- TASK MATERIAL -

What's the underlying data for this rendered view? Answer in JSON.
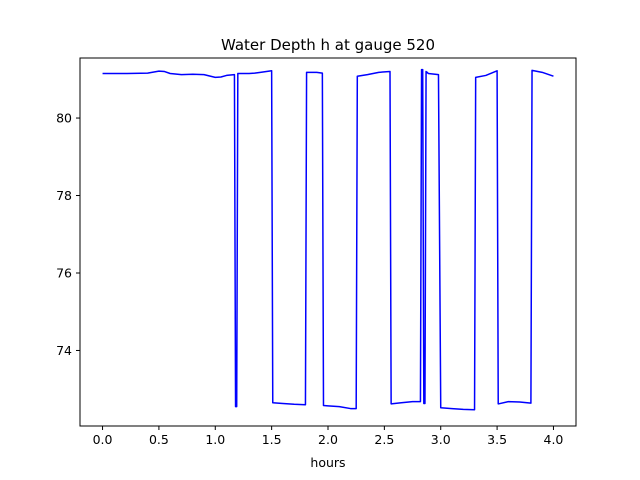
{
  "chart_data": {
    "type": "line",
    "title": "Water Depth h at gauge 520",
    "xlabel": "hours",
    "ylabel": "",
    "xlim": [
      -0.2,
      4.2
    ],
    "ylim": [
      72.05,
      81.55
    ],
    "xticks": [
      0.0,
      0.5,
      1.0,
      1.5,
      2.0,
      2.5,
      3.0,
      3.5,
      4.0
    ],
    "xtick_labels": [
      "0.0",
      "0.5",
      "1.0",
      "1.5",
      "2.0",
      "2.5",
      "3.0",
      "3.5",
      "4.0"
    ],
    "yticks": [
      74,
      76,
      78,
      80
    ],
    "ytick_labels": [
      "74",
      "76",
      "78",
      "80"
    ],
    "grid": false,
    "series": [
      {
        "color": "#0000ff",
        "x": [
          0.0,
          0.2,
          0.4,
          0.5,
          0.55,
          0.6,
          0.7,
          0.8,
          0.9,
          1.0,
          1.05,
          1.1,
          1.17,
          1.18,
          1.19,
          1.2,
          1.25,
          1.3,
          1.35,
          1.4,
          1.5,
          1.51,
          1.6,
          1.7,
          1.8,
          1.81,
          1.9,
          1.95,
          1.96,
          2.0,
          2.1,
          2.2,
          2.25,
          2.26,
          2.35,
          2.45,
          2.55,
          2.56,
          2.65,
          2.75,
          2.82,
          2.83,
          2.84,
          2.85,
          2.86,
          2.87,
          2.88,
          2.89,
          2.98,
          3.0,
          3.1,
          3.2,
          3.3,
          3.31,
          3.4,
          3.5,
          3.51,
          3.6,
          3.7,
          3.8,
          3.81,
          3.9,
          4.0
        ],
        "values": [
          81.15,
          81.15,
          81.16,
          81.21,
          81.2,
          81.15,
          81.12,
          81.13,
          81.12,
          81.05,
          81.06,
          81.1,
          81.12,
          72.55,
          72.55,
          81.15,
          81.15,
          81.15,
          81.16,
          81.18,
          81.22,
          72.65,
          72.63,
          72.61,
          72.6,
          81.18,
          81.18,
          81.16,
          72.58,
          72.57,
          72.55,
          72.5,
          72.5,
          81.08,
          81.12,
          81.18,
          81.2,
          72.62,
          72.65,
          72.68,
          72.68,
          81.25,
          81.25,
          72.63,
          72.63,
          81.2,
          81.18,
          81.15,
          81.12,
          72.52,
          72.5,
          72.48,
          72.47,
          81.05,
          81.1,
          81.22,
          72.62,
          72.68,
          72.67,
          72.64,
          81.23,
          81.18,
          81.08
        ]
      }
    ]
  }
}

- WHAT YOU SHOULD DO -
Reproduce each entry verbatim, excluding any embedded images.

- RESULT FOR THIS EXERCISE -
What's the underlying data for this rendered view? Answer in JSON.
{
  "chart_data": {
    "type": "line",
    "title": "Water Depth h at gauge 520",
    "xlabel": "hours",
    "ylabel": "",
    "xlim": [
      -0.2,
      4.2
    ],
    "ylim": [
      72.05,
      81.55
    ],
    "xticks": [
      0.0,
      0.5,
      1.0,
      1.5,
      2.0,
      2.5,
      3.0,
      3.5,
      4.0
    ],
    "xtick_labels": [
      "0.0",
      "0.5",
      "1.0",
      "1.5",
      "2.0",
      "2.5",
      "3.0",
      "3.5",
      "4.0"
    ],
    "yticks": [
      74,
      76,
      78,
      80
    ],
    "ytick_labels": [
      "74",
      "76",
      "78",
      "80"
    ],
    "grid": false,
    "series": [
      {
        "color": "#0000ff",
        "x": [
          0.0,
          0.2,
          0.4,
          0.5,
          0.55,
          0.6,
          0.7,
          0.8,
          0.9,
          1.0,
          1.05,
          1.1,
          1.17,
          1.18,
          1.19,
          1.2,
          1.25,
          1.3,
          1.35,
          1.4,
          1.5,
          1.51,
          1.6,
          1.7,
          1.8,
          1.81,
          1.9,
          1.95,
          1.96,
          2.0,
          2.1,
          2.2,
          2.25,
          2.26,
          2.35,
          2.45,
          2.55,
          2.56,
          2.65,
          2.75,
          2.82,
          2.83,
          2.84,
          2.85,
          2.86,
          2.87,
          2.88,
          2.89,
          2.98,
          3.0,
          3.1,
          3.2,
          3.3,
          3.31,
          3.4,
          3.5,
          3.51,
          3.6,
          3.7,
          3.8,
          3.81,
          3.9,
          4.0
        ],
        "values": [
          81.15,
          81.15,
          81.16,
          81.21,
          81.2,
          81.15,
          81.12,
          81.13,
          81.12,
          81.05,
          81.06,
          81.1,
          81.12,
          72.55,
          72.55,
          81.15,
          81.15,
          81.15,
          81.16,
          81.18,
          81.22,
          72.65,
          72.63,
          72.61,
          72.6,
          81.18,
          81.18,
          81.16,
          72.58,
          72.57,
          72.55,
          72.5,
          72.5,
          81.08,
          81.12,
          81.18,
          81.2,
          72.62,
          72.65,
          72.68,
          72.68,
          81.25,
          81.25,
          72.63,
          72.63,
          81.2,
          81.18,
          81.15,
          81.12,
          72.52,
          72.5,
          72.48,
          72.47,
          81.05,
          81.1,
          81.22,
          72.62,
          72.68,
          72.67,
          72.64,
          81.23,
          81.18,
          81.08
        ]
      }
    ]
  }
}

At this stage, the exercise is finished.